------ DATASET ROWS

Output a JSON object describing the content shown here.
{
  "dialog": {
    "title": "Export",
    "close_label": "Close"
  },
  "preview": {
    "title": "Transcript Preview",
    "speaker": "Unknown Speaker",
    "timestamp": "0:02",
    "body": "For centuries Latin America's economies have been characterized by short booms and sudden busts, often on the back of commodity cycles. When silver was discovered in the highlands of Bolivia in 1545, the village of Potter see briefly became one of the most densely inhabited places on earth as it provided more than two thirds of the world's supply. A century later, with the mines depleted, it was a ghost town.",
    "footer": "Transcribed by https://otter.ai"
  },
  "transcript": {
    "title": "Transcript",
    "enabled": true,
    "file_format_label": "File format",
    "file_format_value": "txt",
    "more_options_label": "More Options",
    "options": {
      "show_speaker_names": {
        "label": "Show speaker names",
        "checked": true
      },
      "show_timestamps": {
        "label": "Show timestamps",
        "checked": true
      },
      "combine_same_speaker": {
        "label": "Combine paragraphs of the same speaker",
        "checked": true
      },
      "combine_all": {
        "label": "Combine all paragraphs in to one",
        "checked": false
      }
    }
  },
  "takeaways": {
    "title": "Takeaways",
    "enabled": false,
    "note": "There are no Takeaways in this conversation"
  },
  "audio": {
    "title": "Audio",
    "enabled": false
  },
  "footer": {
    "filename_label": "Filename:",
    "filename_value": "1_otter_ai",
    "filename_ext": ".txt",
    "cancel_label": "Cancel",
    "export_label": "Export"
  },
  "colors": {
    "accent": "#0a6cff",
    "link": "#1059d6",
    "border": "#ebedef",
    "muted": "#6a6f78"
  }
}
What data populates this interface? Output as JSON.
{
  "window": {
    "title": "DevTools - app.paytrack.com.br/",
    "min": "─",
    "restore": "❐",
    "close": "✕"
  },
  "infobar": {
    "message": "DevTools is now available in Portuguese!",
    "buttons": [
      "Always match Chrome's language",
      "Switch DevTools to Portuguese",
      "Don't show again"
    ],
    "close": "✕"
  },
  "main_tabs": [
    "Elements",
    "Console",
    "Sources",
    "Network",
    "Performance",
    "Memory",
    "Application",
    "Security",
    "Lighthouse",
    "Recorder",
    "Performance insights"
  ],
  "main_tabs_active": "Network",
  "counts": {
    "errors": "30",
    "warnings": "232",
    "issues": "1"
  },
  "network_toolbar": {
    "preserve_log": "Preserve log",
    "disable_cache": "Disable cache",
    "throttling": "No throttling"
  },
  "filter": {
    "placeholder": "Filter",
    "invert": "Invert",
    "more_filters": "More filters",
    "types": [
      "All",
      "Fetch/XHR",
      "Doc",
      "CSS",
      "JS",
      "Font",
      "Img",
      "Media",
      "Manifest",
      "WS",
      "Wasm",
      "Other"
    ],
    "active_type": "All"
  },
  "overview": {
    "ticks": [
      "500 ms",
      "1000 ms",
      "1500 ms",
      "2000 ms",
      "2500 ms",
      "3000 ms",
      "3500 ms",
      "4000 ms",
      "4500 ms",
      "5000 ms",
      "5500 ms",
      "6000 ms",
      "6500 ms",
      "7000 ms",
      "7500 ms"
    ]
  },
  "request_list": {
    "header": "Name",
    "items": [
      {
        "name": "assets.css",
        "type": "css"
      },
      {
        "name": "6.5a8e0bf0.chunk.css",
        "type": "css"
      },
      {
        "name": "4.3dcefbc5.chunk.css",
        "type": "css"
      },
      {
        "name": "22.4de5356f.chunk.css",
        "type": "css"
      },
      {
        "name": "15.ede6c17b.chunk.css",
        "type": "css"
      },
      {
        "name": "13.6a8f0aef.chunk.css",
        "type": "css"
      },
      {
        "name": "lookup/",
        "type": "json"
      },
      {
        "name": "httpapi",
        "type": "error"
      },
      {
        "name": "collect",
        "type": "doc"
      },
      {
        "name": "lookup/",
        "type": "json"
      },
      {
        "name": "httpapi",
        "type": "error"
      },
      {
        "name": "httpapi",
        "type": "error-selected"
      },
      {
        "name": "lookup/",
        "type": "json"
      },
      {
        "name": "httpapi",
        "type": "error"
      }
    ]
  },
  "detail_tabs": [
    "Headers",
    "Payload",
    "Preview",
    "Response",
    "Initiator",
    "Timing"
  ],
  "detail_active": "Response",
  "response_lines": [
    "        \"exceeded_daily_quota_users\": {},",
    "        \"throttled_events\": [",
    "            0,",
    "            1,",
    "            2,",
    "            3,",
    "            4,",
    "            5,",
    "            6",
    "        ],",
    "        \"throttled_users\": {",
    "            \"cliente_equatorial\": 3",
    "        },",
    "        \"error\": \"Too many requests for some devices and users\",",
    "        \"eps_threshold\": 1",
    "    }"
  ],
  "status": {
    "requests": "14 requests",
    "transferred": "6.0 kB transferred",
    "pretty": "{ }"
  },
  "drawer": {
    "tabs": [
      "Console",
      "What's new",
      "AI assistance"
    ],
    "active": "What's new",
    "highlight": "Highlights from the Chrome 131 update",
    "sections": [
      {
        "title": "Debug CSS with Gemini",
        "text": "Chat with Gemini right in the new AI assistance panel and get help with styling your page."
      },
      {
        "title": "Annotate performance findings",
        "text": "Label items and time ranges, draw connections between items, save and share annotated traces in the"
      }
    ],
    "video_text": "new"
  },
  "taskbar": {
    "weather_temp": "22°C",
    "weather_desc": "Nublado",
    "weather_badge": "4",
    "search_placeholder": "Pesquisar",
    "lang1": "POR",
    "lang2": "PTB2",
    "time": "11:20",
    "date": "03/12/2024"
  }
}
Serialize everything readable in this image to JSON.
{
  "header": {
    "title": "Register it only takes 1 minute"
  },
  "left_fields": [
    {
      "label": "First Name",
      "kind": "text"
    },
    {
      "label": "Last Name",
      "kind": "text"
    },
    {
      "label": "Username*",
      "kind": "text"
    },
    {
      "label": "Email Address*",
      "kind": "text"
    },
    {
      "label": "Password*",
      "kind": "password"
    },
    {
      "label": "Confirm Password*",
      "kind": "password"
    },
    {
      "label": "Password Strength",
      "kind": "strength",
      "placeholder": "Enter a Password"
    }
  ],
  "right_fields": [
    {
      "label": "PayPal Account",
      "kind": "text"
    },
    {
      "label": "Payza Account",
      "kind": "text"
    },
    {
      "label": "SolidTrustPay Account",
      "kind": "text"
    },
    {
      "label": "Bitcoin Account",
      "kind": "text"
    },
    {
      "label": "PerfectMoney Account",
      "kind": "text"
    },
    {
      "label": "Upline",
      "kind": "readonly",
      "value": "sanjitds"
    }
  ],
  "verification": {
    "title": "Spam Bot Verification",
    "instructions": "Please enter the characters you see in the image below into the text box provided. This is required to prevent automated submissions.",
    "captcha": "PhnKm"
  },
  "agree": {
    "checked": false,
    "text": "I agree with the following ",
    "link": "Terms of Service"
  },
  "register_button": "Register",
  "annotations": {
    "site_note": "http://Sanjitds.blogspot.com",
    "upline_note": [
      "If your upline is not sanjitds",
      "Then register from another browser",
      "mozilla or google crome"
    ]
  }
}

------------

• EXERCISE AIM: Copy the material above, line for line.

• RESPONSE TO THE EXERCISE:
Output a JSON object describing the content shown here.
{
  "dialog": {
    "title": "Export",
    "close_label": "Close"
  },
  "preview": {
    "title": "Transcript Preview",
    "speaker": "Unknown Speaker",
    "timestamp": "0:02",
    "body": "For centuries Latin America's economies have been characterized by short booms and sudden busts, often on the back of commodity cycles. When silver was discovered in the highlands of Bolivia in 1545, the village of Potter see briefly became one of the most densely inhabited places on earth as it provided more than two thirds of the world's supply. A century later, with the mines depleted, it was a ghost town.",
    "footer": "Transcribed by https://otter.ai"
  },
  "transcript": {
    "title": "Transcript",
    "enabled": true,
    "file_format_label": "File format",
    "file_format_value": "txt",
    "more_options_label": "More Options",
    "options": {
      "show_speaker_names": {
        "label": "Show speaker names",
        "checked": true
      },
      "show_timestamps": {
        "label": "Show timestamps",
        "checked": true
      },
      "combine_same_speaker": {
        "label": "Combine paragraphs of the same speaker",
        "checked": true
      },
      "combine_all": {
        "label": "Combine all paragraphs in to one",
        "checked": false
      }
    }
  },
  "takeaways": {
    "title": "Takeaways",
    "enabled": false,
    "note": "There are no Takeaways in this conversation"
  },
  "audio": {
    "title": "Audio",
    "enabled": false
  },
  "footer": {
    "filename_label": "Filename:",
    "filename_value": "1_otter_ai",
    "filename_ext": ".txt",
    "cancel_label": "Cancel",
    "export_label": "Export"
  },
  "colors": {
    "accent": "#0a6cff",
    "link": "#1059d6",
    "border": "#ebedef",
    "muted": "#6a6f78"
  }
}
What data populates this interface? Output as JSON.
{
  "window": {
    "title": "DevTools - app.paytrack.com.br/",
    "min": "─",
    "restore": "❐",
    "close": "✕"
  },
  "infobar": {
    "message": "DevTools is now available in Portuguese!",
    "buttons": [
      "Always match Chrome's language",
      "Switch DevTools to Portuguese",
      "Don't show again"
    ],
    "close": "✕"
  },
  "main_tabs": [
    "Elements",
    "Console",
    "Sources",
    "Network",
    "Performance",
    "Memory",
    "Application",
    "Security",
    "Lighthouse",
    "Recorder",
    "Performance insights"
  ],
  "main_tabs_active": "Network",
  "counts": {
    "errors": "30",
    "warnings": "232",
    "issues": "1"
  },
  "network_toolbar": {
    "preserve_log": "Preserve log",
    "disable_cache": "Disable cache",
    "throttling": "No throttling"
  },
  "filter": {
    "placeholder": "Filter",
    "invert": "Invert",
    "more_filters": "More filters",
    "types": [
      "All",
      "Fetch/XHR",
      "Doc",
      "CSS",
      "JS",
      "Font",
      "Img",
      "Media",
      "Manifest",
      "WS",
      "Wasm",
      "Other"
    ],
    "active_type": "All"
  },
  "overview": {
    "ticks": [
      "500 ms",
      "1000 ms",
      "1500 ms",
      "2000 ms",
      "2500 ms",
      "3000 ms",
      "3500 ms",
      "4000 ms",
      "4500 ms",
      "5000 ms",
      "5500 ms",
      "6000 ms",
      "6500 ms",
      "7000 ms",
      "7500 ms"
    ]
  },
  "request_list": {
    "header": "Name",
    "items": [
      {
        "name": "assets.css",
        "type": "css"
      },
      {
        "name": "6.5a8e0bf0.chunk.css",
        "type": "css"
      },
      {
        "name": "4.3dcefbc5.chunk.css",
        "type": "css"
      },
      {
        "name": "22.4de5356f.chunk.css",
        "type": "css"
      },
      {
        "name": "15.ede6c17b.chunk.css",
        "type": "css"
      },
      {
        "name": "13.6a8f0aef.chunk.css",
        "type": "css"
      },
      {
        "name": "lookup/",
        "type": "json"
      },
      {
        "name": "httpapi",
        "type": "error"
      },
      {
        "name": "collect",
        "type": "doc"
      },
      {
        "name": "lookup/",
        "type": "json"
      },
      {
        "name": "httpapi",
        "type": "error"
      },
      {
        "name": "httpapi",
        "type": "error-selected"
      },
      {
        "name": "lookup/",
        "type": "json"
      },
      {
        "name": "httpapi",
        "type": "error"
      }
    ]
  },
  "detail_tabs": [
    "Headers",
    "Payload",
    "Preview",
    "Response",
    "Initiator",
    "Timing"
  ],
  "detail_active": "Response",
  "response_lines": [
    "        \"exceeded_daily_quota_users\": {},",
    "        \"throttled_events\": [",
    "            0,",
    "            1,",
    "            2,",
    "            3,",
    "            4,",
    "            5,",
    "            6",
    "        ],",
    "        \"throttled_users\": {",
    "            \"cliente_equatorial\": 3",
    "        },",
    "        \"error\": \"Too many requests for some devices and users\",",
    "        \"eps_threshold\": 1",
    "    }"
  ],
  "status": {
    "requests": "14 requests",
    "transferred": "6.0 kB transferred",
    "pretty": "{ }"
  },
  "drawer": {
    "tabs": [
      "Console",
      "What's new",
      "AI assistance"
    ],
    "active": "What's new",
    "highlight": "Highlights from the Chrome 131 update",
    "sections": [
      {
        "title": "Debug CSS with Gemini",
        "text": "Chat with Gemini right in the new AI assistance panel and get help with styling your page."
      },
      {
        "title": "Annotate performance findings",
        "text": "Label items and time ranges, draw connections between items, save and share annotated traces in the"
      }
    ],
    "video_text": "new"
  },
  "taskbar": {
    "weather_temp": "22°C",
    "weather_desc": "Nublado",
    "weather_badge": "4",
    "search_placeholder": "Pesquisar",
    "lang1": "POR",
    "lang2": "PTB2",
    "time": "11:20",
    "date": "03/12/2024"
  }
}
Serialize everything readable in this image to JSON.
{
  "header": {
    "title": "Register it only takes 1 minute"
  },
  "left_fields": [
    {
      "label": "First Name",
      "kind": "text"
    },
    {
      "label": "Last Name",
      "kind": "text"
    },
    {
      "label": "Username*",
      "kind": "text"
    },
    {
      "label": "Email Address*",
      "kind": "text"
    },
    {
      "label": "Password*",
      "kind": "password"
    },
    {
      "label": "Confirm Password*",
      "kind": "password"
    },
    {
      "label": "Password Strength",
      "kind": "strength",
      "placeholder": "Enter a Password"
    }
  ],
  "right_fields": [
    {
      "label": "PayPal Account",
      "kind": "text"
    },
    {
      "label": "Payza Account",
      "kind": "text"
    },
    {
      "label": "SolidTrustPay Account",
      "kind": "text"
    },
    {
      "label": "Bitcoin Account",
      "kind": "text"
    },
    {
      "label": "PerfectMoney Account",
      "kind": "text"
    },
    {
      "label": "Upline",
      "kind": "readonly",
      "value": "sanjitds"
    }
  ],
  "verification": {
    "title": "Spam Bot Verification",
    "instructions": "Please enter the characters you see in the image below into the text box provided. This is required to prevent automated submissions.",
    "captcha": "PhnKm"
  },
  "agree": {
    "checked": false,
    "text": "I agree with the following ",
    "link": "Terms of Service"
  },
  "register_button": "Register",
  "annotations": {
    "site_note": "http://Sanjitds.blogspot.com",
    "upline_note": [
      "If your upline is not sanjitds",
      "Then register from another browser",
      "mozilla or google crome"
    ]
  }
}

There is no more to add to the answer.